→ Short exercise
Reproduce every entry that follows word for word, but omit the images.

Dataset entries:
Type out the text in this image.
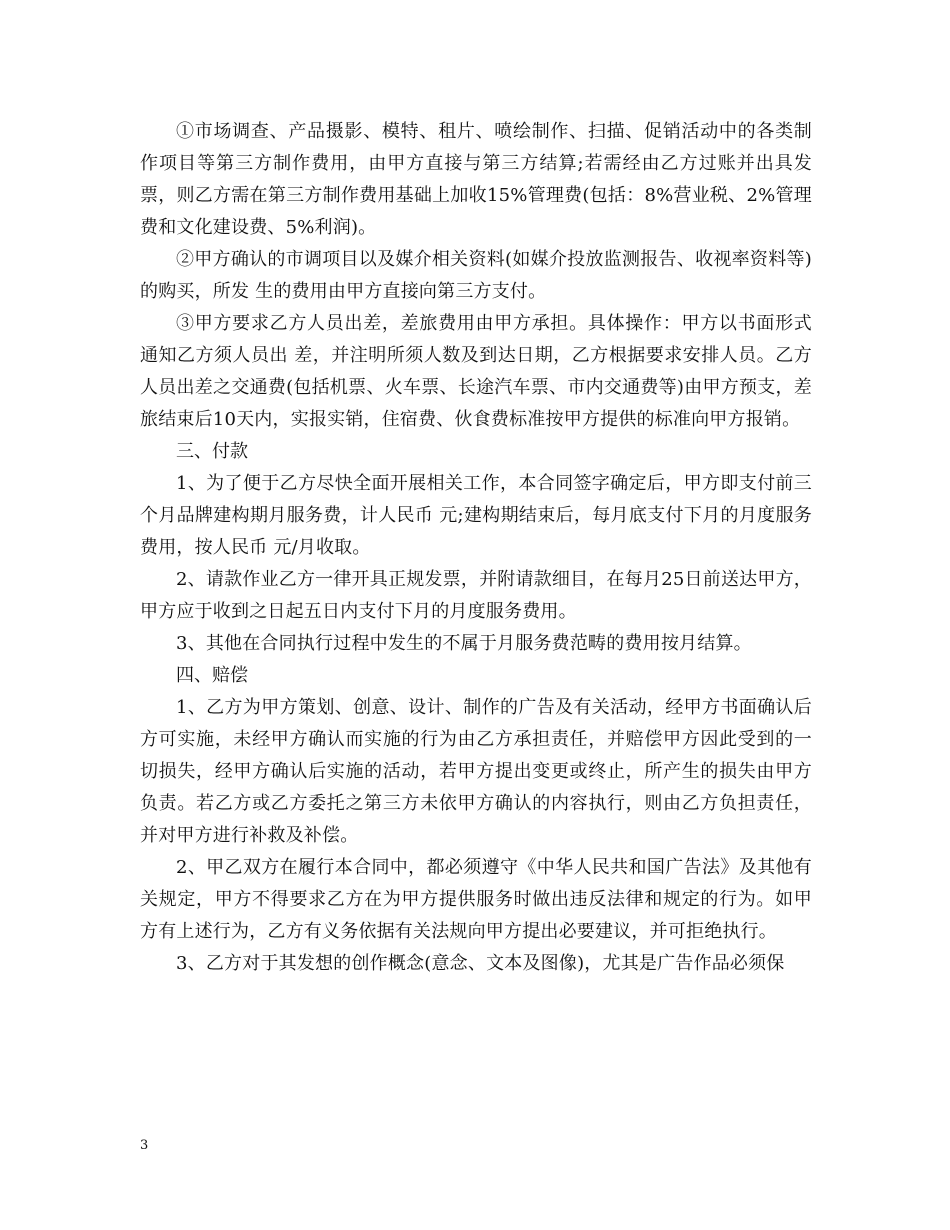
①市场调查、产品摄影、模特、租片、喷绘制作、扫描、促销活动中的各类制作项目等第三方制作费用，由甲方直接与第三方结算;若需经由乙方过账并出具发票，则乙方需在第三方制作费用基础上加收15%管理费(包括：8%营业税、2%管理费和文化建设费、5%利润)。

②甲方确认的市调项目以及媒介相关资料(如媒介投放监测报告、收视率资料等)的购买，所发 生的费用由甲方直接向第三方支付。

③甲方要求乙方人员出差，差旅费用由甲方承担。具体操作：甲方以书面形式通知乙方须人员出 差，并注明所须人数及到达日期，乙方根据要求安排人员。乙方人员出差之交通费(包括机票、火车票、长途汽车票、市内交通费等)由甲方预支，差旅结束后10天内，实报实销，住宿费、伙食费标准按甲方提供的标准向甲方报销。

三、付款

1、为了便于乙方尽快全面开展相关工作，本合同签字确定后，甲方即支付前三个月品牌建构期月服务费，计人民币 元;建构期结束后，每月底支付下月的月度服务费用，按人民币 元/月收取。

2、请款作业乙方一律开具正规发票，并附请款细目，在每月25日前送达甲方，甲方应于收到之日起五日内支付下月的月度服务费用。

3、其他在合同执行过程中发生的不属于月服务费范畴的费用按月结算。

四、赔偿

1、乙方为甲方策划、创意、设计、制作的广告及有关活动，经甲方书面确认后方可实施，未经甲方确认而实施的行为由乙方承担责任，并赔偿甲方因此受到的一切损失，经甲方确认后实施的活动，若甲方提出变更或终止，所产生的损失由甲方负责。若乙方或乙方委托之第三方未依甲方确认的内容执行，则由乙方负担责任，并对甲方进行补救及补偿。

2、甲乙双方在履行本合同中，都必须遵守《中华人民共和国广告法》及其他有关规定，甲方不得要求乙方在为甲方提供服务时做出违反法律和规定的行为。如甲方有上述行为，乙方有义务依据有关法规向甲方提出必要建议，并可拒绝执行。

3、乙方对于其发想的创作概念(意念、文本及图像)，尤其是广告作品必须保

3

→ Written answer
Type out the text in this image.
①市场调查、产品摄影、模特、租片、喷绘制作、扫描、促销活动中的各类制作项目等第三方制作费用，由甲方直接与第三方结算;若需经由乙方过账并出具发票，则乙方需在第三方制作费用基础上加收15%管理费(包括：8%营业税、2%管理费和文化建设费、5%利润)。

②甲方确认的市调项目以及媒介相关资料(如媒介投放监测报告、收视率资料等)的购买，所发 生的费用由甲方直接向第三方支付。

③甲方要求乙方人员出差，差旅费用由甲方承担。具体操作：甲方以书面形式通知乙方须人员出 差，并注明所须人数及到达日期，乙方根据要求安排人员。乙方人员出差之交通费(包括机票、火车票、长途汽车票、市内交通费等)由甲方预支，差旅结束后10天内，实报实销，住宿费、伙食费标准按甲方提供的标准向甲方报销。

三、付款

1、为了便于乙方尽快全面开展相关工作，本合同签字确定后，甲方即支付前三个月品牌建构期月服务费，计人民币 元;建构期结束后，每月底支付下月的月度服务费用，按人民币 元/月收取。

2、请款作业乙方一律开具正规发票，并附请款细目，在每月25日前送达甲方，甲方应于收到之日起五日内支付下月的月度服务费用。

3、其他在合同执行过程中发生的不属于月服务费范畴的费用按月结算。

四、赔偿

1、乙方为甲方策划、创意、设计、制作的广告及有关活动，经甲方书面确认后方可实施，未经甲方确认而实施的行为由乙方承担责任，并赔偿甲方因此受到的一切损失，经甲方确认后实施的活动，若甲方提出变更或终止，所产生的损失由甲方负责。若乙方或乙方委托之第三方未依甲方确认的内容执行，则由乙方负担责任，并对甲方进行补救及补偿。

2、甲乙双方在履行本合同中，都必须遵守《中华人民共和国广告法》及其他有关规定，甲方不得要求乙方在为甲方提供服务时做出违反法律和规定的行为。如甲方有上述行为，乙方有义务依据有关法规向甲方提出必要建议，并可拒绝执行。

3、乙方对于其发想的创作概念(意念、文本及图像)，尤其是广告作品必须保

3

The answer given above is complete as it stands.